**EXERCISE REQUIREMENTS**
Your task is to copy the material exactly.

**ENTRIES SHOWN**
************
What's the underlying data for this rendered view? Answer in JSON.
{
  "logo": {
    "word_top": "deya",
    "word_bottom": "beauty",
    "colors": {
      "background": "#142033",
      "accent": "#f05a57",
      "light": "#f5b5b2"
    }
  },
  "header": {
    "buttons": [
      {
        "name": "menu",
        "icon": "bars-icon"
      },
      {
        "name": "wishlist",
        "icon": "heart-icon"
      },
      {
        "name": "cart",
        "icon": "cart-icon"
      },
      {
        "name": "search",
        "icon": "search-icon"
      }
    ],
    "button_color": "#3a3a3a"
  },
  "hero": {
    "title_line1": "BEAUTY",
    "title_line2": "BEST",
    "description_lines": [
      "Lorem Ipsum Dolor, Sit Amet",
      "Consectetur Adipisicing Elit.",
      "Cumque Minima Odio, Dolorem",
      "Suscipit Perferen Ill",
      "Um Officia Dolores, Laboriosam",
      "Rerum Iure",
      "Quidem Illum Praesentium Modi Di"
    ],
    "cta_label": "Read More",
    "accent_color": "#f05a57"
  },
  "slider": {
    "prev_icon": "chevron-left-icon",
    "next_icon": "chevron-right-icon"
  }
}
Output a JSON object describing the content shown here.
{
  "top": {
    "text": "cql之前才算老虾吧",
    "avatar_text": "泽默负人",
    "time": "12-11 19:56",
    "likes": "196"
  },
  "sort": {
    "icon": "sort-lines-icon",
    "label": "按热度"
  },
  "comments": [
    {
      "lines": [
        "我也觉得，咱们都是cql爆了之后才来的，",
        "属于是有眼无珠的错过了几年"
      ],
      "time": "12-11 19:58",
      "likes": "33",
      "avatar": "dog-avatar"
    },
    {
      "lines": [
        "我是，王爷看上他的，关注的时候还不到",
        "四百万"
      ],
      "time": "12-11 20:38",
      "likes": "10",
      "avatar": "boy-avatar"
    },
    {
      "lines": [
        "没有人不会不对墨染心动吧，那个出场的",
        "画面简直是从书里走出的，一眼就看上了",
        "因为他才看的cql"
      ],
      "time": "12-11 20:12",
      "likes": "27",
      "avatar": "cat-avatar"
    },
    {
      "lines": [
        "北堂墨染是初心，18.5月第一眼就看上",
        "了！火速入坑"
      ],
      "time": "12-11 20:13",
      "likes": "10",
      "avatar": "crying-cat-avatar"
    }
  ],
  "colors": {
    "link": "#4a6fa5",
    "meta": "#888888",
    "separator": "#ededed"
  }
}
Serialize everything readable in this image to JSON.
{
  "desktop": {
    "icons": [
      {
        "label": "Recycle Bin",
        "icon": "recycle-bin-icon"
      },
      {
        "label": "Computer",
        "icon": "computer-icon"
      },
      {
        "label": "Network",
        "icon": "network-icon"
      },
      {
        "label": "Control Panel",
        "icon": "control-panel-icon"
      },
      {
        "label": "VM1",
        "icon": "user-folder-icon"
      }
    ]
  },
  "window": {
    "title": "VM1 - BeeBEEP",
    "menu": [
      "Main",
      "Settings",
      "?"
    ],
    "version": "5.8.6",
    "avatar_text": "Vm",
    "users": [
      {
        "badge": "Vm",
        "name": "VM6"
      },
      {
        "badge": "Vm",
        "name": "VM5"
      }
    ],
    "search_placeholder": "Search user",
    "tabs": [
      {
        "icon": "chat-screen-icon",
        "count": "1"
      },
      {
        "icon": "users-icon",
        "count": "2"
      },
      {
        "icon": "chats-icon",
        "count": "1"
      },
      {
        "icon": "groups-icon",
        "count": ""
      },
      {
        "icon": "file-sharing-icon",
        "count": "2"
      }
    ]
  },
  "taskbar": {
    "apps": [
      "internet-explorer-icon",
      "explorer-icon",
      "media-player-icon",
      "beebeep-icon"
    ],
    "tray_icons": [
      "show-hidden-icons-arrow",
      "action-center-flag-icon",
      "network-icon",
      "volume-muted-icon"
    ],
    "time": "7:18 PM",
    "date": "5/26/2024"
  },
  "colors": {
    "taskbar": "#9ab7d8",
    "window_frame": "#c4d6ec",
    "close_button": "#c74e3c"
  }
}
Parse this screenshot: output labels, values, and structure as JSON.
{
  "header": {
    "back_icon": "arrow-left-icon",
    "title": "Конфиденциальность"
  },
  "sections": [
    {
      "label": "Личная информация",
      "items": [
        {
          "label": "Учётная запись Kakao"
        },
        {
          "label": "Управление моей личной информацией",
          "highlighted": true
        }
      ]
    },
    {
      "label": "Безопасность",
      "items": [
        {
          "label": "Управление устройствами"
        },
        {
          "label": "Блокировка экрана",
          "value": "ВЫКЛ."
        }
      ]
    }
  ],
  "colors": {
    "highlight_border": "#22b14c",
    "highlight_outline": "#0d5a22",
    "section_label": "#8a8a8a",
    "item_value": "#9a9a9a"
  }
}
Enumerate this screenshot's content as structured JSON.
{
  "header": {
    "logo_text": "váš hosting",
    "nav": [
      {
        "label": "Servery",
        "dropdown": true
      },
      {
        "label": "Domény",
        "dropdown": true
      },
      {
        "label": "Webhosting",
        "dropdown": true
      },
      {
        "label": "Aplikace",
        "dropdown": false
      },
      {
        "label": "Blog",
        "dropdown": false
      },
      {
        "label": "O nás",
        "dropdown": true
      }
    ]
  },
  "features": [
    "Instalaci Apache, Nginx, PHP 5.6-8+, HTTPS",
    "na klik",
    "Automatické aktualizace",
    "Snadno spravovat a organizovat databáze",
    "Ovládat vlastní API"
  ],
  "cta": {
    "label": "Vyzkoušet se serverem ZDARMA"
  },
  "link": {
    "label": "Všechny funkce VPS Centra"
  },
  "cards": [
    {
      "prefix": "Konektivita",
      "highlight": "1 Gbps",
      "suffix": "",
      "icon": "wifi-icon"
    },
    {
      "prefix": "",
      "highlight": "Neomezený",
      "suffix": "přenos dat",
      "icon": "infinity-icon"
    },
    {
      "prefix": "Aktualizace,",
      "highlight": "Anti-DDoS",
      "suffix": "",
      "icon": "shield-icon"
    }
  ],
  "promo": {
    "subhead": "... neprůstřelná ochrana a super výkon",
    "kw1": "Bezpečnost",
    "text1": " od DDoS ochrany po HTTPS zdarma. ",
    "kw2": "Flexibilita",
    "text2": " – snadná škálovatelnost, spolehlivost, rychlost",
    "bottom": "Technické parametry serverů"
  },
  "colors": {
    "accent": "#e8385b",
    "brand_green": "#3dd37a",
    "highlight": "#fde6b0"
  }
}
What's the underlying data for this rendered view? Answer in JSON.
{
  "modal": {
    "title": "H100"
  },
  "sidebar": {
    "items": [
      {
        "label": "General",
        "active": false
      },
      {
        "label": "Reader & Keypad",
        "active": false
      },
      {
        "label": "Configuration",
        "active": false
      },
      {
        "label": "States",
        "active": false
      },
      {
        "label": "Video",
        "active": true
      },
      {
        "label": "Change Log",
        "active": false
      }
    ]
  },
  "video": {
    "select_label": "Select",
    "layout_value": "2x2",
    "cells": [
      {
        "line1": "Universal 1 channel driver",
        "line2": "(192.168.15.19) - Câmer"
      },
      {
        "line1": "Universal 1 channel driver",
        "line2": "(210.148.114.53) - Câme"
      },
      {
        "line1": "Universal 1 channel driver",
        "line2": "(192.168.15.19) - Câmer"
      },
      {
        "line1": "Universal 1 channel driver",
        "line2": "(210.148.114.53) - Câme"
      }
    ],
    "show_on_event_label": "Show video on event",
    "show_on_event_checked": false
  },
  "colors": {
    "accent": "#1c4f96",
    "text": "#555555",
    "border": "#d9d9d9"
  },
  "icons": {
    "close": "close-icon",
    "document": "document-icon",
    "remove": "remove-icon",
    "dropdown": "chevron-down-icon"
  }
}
************
**SOLUTION TO THIS TASK**
What's the underlying data for this rendered view? Answer in JSON.
{
  "logo": {
    "word_top": "deya",
    "word_bottom": "beauty",
    "colors": {
      "background": "#142033",
      "accent": "#f05a57",
      "light": "#f5b5b2"
    }
  },
  "header": {
    "buttons": [
      {
        "name": "menu",
        "icon": "bars-icon"
      },
      {
        "name": "wishlist",
        "icon": "heart-icon"
      },
      {
        "name": "cart",
        "icon": "cart-icon"
      },
      {
        "name": "search",
        "icon": "search-icon"
      }
    ],
    "button_color": "#3a3a3a"
  },
  "hero": {
    "title_line1": "BEAUTY",
    "title_line2": "BEST",
    "description_lines": [
      "Lorem Ipsum Dolor, Sit Amet",
      "Consectetur Adipisicing Elit.",
      "Cumque Minima Odio, Dolorem",
      "Suscipit Perferen Ill",
      "Um Officia Dolores, Laboriosam",
      "Rerum Iure",
      "Quidem Illum Praesentium Modi Di"
    ],
    "cta_label": "Read More",
    "accent_color": "#f05a57"
  },
  "slider": {
    "prev_icon": "chevron-left-icon",
    "next_icon": "chevron-right-icon"
  }
}
Output a JSON object describing the content shown here.
{
  "top": {
    "text": "cql之前才算老虾吧",
    "avatar_text": "泽默负人",
    "time": "12-11 19:56",
    "likes": "196"
  },
  "sort": {
    "icon": "sort-lines-icon",
    "label": "按热度"
  },
  "comments": [
    {
      "lines": [
        "我也觉得，咱们都是cql爆了之后才来的，",
        "属于是有眼无珠的错过了几年"
      ],
      "time": "12-11 19:58",
      "likes": "33",
      "avatar": "dog-avatar"
    },
    {
      "lines": [
        "我是，王爷看上他的，关注的时候还不到",
        "四百万"
      ],
      "time": "12-11 20:38",
      "likes": "10",
      "avatar": "boy-avatar"
    },
    {
      "lines": [
        "没有人不会不对墨染心动吧，那个出场的",
        "画面简直是从书里走出的，一眼就看上了",
        "因为他才看的cql"
      ],
      "time": "12-11 20:12",
      "likes": "27",
      "avatar": "cat-avatar"
    },
    {
      "lines": [
        "北堂墨染是初心，18.5月第一眼就看上",
        "了！火速入坑"
      ],
      "time": "12-11 20:13",
      "likes": "10",
      "avatar": "crying-cat-avatar"
    }
  ],
  "colors": {
    "link": "#4a6fa5",
    "meta": "#888888",
    "separator": "#ededed"
  }
}
Serialize everything readable in this image to JSON.
{
  "desktop": {
    "icons": [
      {
        "label": "Recycle Bin",
        "icon": "recycle-bin-icon"
      },
      {
        "label": "Computer",
        "icon": "computer-icon"
      },
      {
        "label": "Network",
        "icon": "network-icon"
      },
      {
        "label": "Control Panel",
        "icon": "control-panel-icon"
      },
      {
        "label": "VM1",
        "icon": "user-folder-icon"
      }
    ]
  },
  "window": {
    "title": "VM1 - BeeBEEP",
    "menu": [
      "Main",
      "Settings",
      "?"
    ],
    "version": "5.8.6",
    "avatar_text": "Vm",
    "users": [
      {
        "badge": "Vm",
        "name": "VM6"
      },
      {
        "badge": "Vm",
        "name": "VM5"
      }
    ],
    "search_placeholder": "Search user",
    "tabs": [
      {
        "icon": "chat-screen-icon",
        "count": "1"
      },
      {
        "icon": "users-icon",
        "count": "2"
      },
      {
        "icon": "chats-icon",
        "count": "1"
      },
      {
        "icon": "groups-icon",
        "count": ""
      },
      {
        "icon": "file-sharing-icon",
        "count": "2"
      }
    ]
  },
  "taskbar": {
    "apps": [
      "internet-explorer-icon",
      "explorer-icon",
      "media-player-icon",
      "beebeep-icon"
    ],
    "tray_icons": [
      "show-hidden-icons-arrow",
      "action-center-flag-icon",
      "network-icon",
      "volume-muted-icon"
    ],
    "time": "7:18 PM",
    "date": "5/26/2024"
  },
  "colors": {
    "taskbar": "#9ab7d8",
    "window_frame": "#c4d6ec",
    "close_button": "#c74e3c"
  }
}
Parse this screenshot: output labels, values, and structure as JSON.
{
  "header": {
    "back_icon": "arrow-left-icon",
    "title": "Конфиденциальность"
  },
  "sections": [
    {
      "label": "Личная информация",
      "items": [
        {
          "label": "Учётная запись Kakao"
        },
        {
          "label": "Управление моей личной информацией",
          "highlighted": true
        }
      ]
    },
    {
      "label": "Безопасность",
      "items": [
        {
          "label": "Управление устройствами"
        },
        {
          "label": "Блокировка экрана",
          "value": "ВЫКЛ."
        }
      ]
    }
  ],
  "colors": {
    "highlight_border": "#22b14c",
    "highlight_outline": "#0d5a22",
    "section_label": "#8a8a8a",
    "item_value": "#9a9a9a"
  }
}
Enumerate this screenshot's content as structured JSON.
{
  "header": {
    "logo_text": "váš hosting",
    "nav": [
      {
        "label": "Servery",
        "dropdown": true
      },
      {
        "label": "Domény",
        "dropdown": true
      },
      {
        "label": "Webhosting",
        "dropdown": true
      },
      {
        "label": "Aplikace",
        "dropdown": false
      },
      {
        "label": "Blog",
        "dropdown": false
      },
      {
        "label": "O nás",
        "dropdown": true
      }
    ]
  },
  "features": [
    "Instalaci Apache, Nginx, PHP 5.6-8+, HTTPS",
    "na klik",
    "Automatické aktualizace",
    "Snadno spravovat a organizovat databáze",
    "Ovládat vlastní API"
  ],
  "cta": {
    "label": "Vyzkoušet se serverem ZDARMA"
  },
  "link": {
    "label": "Všechny funkce VPS Centra"
  },
  "cards": [
    {
      "prefix": "Konektivita",
      "highlight": "1 Gbps",
      "suffix": "",
      "icon": "wifi-icon"
    },
    {
      "prefix": "",
      "highlight": "Neomezený",
      "suffix": "přenos dat",
      "icon": "infinity-icon"
    },
    {
      "prefix": "Aktualizace,",
      "highlight": "Anti-DDoS",
      "suffix": "",
      "icon": "shield-icon"
    }
  ],
  "promo": {
    "subhead": "... neprůstřelná ochrana a super výkon",
    "kw1": "Bezpečnost",
    "text1": " od DDoS ochrany po HTTPS zdarma. ",
    "kw2": "Flexibilita",
    "text2": " – snadná škálovatelnost, spolehlivost, rychlost",
    "bottom": "Technické parametry serverů"
  },
  "colors": {
    "accent": "#e8385b",
    "brand_green": "#3dd37a",
    "highlight": "#fde6b0"
  }
}
What's the underlying data for this rendered view? Answer in JSON.
{
  "modal": {
    "title": "H100"
  },
  "sidebar": {
    "items": [
      {
        "label": "General",
        "active": false
      },
      {
        "label": "Reader & Keypad",
        "active": false
      },
      {
        "label": "Configuration",
        "active": false
      },
      {
        "label": "States",
        "active": false
      },
      {
        "label": "Video",
        "active": true
      },
      {
        "label": "Change Log",
        "active": false
      }
    ]
  },
  "video": {
    "select_label": "Select",
    "layout_value": "2x2",
    "cells": [
      {
        "line1": "Universal 1 channel driver",
        "line2": "(192.168.15.19) - Câmer"
      },
      {
        "line1": "Universal 1 channel driver",
        "line2": "(210.148.114.53) - Câme"
      },
      {
        "line1": "Universal 1 channel driver",
        "line2": "(192.168.15.19) - Câmer"
      },
      {
        "line1": "Universal 1 channel driver",
        "line2": "(210.148.114.53) - Câme"
      }
    ],
    "show_on_event_label": "Show video on event",
    "show_on_event_checked": false
  },
  "colors": {
    "accent": "#1c4f96",
    "text": "#555555",
    "border": "#d9d9d9"
  },
  "icons": {
    "close": "close-icon",
    "document": "document-icon",
    "remove": "remove-icon",
    "dropdown": "chevron-down-icon"
  }
}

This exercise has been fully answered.